• DO THIS
From the listing below, pull out the lines that hold "makes".

======== AVAILABLE DATA ========

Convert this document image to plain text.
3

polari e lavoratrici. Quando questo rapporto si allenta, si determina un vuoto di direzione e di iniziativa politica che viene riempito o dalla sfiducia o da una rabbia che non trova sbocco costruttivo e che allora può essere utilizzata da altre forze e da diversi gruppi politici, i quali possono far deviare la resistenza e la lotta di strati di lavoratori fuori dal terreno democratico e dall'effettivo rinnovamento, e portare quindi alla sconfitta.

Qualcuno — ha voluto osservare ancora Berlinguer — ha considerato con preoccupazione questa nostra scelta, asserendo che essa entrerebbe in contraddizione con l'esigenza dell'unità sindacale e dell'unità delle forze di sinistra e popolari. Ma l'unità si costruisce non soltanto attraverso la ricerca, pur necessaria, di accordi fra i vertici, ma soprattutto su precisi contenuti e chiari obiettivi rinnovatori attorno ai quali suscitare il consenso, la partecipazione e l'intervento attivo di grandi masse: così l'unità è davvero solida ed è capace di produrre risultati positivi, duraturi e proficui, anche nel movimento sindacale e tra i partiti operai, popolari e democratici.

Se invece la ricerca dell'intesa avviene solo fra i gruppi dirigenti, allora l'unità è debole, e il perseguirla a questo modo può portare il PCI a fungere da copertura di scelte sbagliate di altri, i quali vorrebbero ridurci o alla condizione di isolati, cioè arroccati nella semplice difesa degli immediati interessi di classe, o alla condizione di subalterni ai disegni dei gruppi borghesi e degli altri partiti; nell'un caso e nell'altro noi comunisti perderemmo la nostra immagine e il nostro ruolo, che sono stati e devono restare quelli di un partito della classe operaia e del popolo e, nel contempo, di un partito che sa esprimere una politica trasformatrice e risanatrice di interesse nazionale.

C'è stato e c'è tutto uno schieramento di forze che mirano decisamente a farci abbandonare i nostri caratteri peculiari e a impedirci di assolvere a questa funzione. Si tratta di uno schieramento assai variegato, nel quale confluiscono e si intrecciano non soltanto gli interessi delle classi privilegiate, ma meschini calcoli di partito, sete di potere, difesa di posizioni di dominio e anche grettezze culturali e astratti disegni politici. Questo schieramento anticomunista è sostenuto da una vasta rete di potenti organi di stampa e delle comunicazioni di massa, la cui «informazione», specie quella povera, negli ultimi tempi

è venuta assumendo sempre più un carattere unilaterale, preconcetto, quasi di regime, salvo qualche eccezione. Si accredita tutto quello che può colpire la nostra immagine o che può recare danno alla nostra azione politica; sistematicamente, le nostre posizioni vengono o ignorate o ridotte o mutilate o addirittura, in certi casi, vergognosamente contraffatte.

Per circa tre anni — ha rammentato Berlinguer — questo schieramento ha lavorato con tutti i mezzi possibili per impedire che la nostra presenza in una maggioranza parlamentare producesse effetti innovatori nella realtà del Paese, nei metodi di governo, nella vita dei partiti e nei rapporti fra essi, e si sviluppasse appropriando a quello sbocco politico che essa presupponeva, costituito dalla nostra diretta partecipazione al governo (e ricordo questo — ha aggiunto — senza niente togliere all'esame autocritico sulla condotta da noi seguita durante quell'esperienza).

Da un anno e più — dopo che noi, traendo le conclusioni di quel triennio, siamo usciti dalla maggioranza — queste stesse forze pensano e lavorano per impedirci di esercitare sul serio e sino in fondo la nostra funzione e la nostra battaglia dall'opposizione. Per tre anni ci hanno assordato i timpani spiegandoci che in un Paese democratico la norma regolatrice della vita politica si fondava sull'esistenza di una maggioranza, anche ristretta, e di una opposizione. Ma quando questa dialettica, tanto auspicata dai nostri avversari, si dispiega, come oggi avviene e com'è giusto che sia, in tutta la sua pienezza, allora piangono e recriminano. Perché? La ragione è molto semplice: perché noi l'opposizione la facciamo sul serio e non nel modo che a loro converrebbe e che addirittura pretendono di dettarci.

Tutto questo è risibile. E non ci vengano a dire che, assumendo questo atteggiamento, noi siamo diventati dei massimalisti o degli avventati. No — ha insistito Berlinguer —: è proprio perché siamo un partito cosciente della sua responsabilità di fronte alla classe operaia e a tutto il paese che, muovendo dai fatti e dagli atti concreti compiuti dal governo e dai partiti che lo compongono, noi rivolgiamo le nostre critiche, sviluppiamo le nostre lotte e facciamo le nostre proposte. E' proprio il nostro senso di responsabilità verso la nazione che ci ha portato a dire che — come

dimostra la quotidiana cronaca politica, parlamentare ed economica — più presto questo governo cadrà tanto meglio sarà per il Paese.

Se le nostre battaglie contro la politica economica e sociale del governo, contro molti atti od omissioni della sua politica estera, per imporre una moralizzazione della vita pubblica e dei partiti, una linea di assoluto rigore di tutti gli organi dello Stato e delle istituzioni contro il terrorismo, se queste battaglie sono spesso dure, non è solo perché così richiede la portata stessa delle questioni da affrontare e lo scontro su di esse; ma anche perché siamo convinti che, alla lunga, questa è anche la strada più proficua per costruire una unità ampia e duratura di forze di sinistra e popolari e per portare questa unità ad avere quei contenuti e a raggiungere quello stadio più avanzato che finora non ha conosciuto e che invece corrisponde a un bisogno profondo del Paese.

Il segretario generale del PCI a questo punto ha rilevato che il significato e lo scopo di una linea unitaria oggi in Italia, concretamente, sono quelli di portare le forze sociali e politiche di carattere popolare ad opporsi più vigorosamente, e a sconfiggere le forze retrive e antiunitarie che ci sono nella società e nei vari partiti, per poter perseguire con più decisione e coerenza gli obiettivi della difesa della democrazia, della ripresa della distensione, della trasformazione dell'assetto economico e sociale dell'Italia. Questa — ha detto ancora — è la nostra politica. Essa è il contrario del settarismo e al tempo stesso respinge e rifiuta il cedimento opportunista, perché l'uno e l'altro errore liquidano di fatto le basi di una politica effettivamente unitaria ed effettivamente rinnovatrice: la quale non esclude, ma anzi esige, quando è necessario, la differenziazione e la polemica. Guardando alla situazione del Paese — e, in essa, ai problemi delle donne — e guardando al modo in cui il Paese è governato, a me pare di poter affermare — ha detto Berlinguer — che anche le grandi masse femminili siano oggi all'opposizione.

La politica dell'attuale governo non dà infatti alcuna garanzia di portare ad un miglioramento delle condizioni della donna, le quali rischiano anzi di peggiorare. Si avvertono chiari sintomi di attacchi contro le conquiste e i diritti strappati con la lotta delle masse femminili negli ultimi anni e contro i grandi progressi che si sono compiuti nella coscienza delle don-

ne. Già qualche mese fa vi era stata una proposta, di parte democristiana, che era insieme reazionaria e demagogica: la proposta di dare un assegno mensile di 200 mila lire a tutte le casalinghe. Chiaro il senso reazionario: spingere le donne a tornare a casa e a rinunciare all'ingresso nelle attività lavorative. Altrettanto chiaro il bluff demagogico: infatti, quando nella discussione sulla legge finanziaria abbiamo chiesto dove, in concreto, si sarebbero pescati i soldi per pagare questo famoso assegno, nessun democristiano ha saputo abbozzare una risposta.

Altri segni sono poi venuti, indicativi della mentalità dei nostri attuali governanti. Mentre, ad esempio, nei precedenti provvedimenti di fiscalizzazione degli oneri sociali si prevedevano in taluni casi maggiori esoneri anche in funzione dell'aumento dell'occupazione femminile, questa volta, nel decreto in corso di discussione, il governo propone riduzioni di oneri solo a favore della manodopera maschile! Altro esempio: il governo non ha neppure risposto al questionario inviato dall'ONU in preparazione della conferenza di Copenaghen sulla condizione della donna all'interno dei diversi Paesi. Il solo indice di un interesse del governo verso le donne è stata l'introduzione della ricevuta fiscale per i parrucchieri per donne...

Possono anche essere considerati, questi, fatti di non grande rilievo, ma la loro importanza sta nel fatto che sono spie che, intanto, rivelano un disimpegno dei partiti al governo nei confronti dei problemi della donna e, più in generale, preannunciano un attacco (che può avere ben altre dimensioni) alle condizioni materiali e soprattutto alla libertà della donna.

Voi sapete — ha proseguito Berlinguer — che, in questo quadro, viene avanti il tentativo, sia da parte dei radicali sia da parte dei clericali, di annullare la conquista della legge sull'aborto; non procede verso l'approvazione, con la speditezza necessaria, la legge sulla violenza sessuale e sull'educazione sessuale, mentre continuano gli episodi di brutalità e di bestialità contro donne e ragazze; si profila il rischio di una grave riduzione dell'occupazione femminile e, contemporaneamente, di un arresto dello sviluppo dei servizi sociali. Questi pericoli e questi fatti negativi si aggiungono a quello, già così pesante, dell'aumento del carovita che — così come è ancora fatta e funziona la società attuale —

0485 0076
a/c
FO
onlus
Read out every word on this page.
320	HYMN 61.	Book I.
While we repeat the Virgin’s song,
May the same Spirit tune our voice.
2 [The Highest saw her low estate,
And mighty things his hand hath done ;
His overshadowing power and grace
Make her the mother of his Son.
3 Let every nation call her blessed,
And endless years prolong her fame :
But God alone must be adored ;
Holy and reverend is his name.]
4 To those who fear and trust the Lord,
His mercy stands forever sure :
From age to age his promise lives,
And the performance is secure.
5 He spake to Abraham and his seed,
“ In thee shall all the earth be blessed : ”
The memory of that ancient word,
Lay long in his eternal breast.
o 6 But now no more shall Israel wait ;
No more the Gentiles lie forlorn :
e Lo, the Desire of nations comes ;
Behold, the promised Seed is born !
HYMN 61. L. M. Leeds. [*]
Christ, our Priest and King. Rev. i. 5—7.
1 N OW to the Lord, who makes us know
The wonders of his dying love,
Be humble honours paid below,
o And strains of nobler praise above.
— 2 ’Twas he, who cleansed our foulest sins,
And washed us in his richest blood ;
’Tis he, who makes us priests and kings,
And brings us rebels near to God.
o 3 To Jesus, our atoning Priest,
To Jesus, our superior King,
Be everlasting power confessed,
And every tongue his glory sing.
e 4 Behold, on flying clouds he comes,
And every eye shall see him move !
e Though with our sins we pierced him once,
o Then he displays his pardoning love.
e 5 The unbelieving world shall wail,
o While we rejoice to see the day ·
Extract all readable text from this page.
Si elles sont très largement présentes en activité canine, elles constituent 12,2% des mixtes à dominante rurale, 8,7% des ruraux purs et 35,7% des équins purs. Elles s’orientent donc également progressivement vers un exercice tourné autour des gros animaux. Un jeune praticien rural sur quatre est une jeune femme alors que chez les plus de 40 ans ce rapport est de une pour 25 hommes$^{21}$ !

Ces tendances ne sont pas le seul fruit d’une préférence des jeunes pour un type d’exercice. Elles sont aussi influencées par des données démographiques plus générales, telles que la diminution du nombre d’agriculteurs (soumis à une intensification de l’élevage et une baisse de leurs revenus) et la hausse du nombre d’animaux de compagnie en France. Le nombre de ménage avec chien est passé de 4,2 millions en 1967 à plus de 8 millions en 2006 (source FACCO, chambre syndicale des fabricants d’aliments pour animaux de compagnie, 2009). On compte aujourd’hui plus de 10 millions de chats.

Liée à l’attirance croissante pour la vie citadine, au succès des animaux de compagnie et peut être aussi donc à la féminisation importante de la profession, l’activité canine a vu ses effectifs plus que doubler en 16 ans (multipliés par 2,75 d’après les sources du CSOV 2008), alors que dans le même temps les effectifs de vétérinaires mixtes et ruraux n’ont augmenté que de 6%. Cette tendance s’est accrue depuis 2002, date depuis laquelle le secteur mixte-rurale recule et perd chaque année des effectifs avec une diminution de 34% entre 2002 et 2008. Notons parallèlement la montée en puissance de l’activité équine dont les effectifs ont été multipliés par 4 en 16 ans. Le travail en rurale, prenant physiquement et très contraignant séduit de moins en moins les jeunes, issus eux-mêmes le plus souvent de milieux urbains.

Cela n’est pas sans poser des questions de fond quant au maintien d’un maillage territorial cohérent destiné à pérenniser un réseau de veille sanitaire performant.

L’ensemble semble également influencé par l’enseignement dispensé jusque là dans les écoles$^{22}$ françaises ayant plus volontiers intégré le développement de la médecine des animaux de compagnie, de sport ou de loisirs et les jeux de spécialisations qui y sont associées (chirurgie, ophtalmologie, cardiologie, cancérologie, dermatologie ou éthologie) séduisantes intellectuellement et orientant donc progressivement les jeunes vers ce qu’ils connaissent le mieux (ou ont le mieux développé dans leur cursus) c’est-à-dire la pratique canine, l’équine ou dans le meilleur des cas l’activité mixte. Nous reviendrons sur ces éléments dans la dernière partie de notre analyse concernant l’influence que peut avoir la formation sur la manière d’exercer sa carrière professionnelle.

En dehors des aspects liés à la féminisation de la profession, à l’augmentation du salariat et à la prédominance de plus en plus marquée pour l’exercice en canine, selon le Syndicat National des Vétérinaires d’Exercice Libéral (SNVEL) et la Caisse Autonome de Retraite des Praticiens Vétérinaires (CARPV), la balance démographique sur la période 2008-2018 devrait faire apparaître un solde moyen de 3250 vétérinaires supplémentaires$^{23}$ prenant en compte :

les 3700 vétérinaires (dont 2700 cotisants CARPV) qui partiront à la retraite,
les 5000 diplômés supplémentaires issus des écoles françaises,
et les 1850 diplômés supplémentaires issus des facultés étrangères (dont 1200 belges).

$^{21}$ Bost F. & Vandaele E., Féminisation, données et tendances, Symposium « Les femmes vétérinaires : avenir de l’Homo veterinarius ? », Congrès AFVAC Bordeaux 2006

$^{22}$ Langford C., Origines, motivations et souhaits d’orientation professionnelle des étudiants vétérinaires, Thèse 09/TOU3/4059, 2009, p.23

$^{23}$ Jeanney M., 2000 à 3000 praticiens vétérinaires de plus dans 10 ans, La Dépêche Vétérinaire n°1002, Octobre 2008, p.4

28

========

• ANSWER TO THIS EXERCISE
1 N OW to the Lord, who makes us know
’Tis he, who makes us priests and kings,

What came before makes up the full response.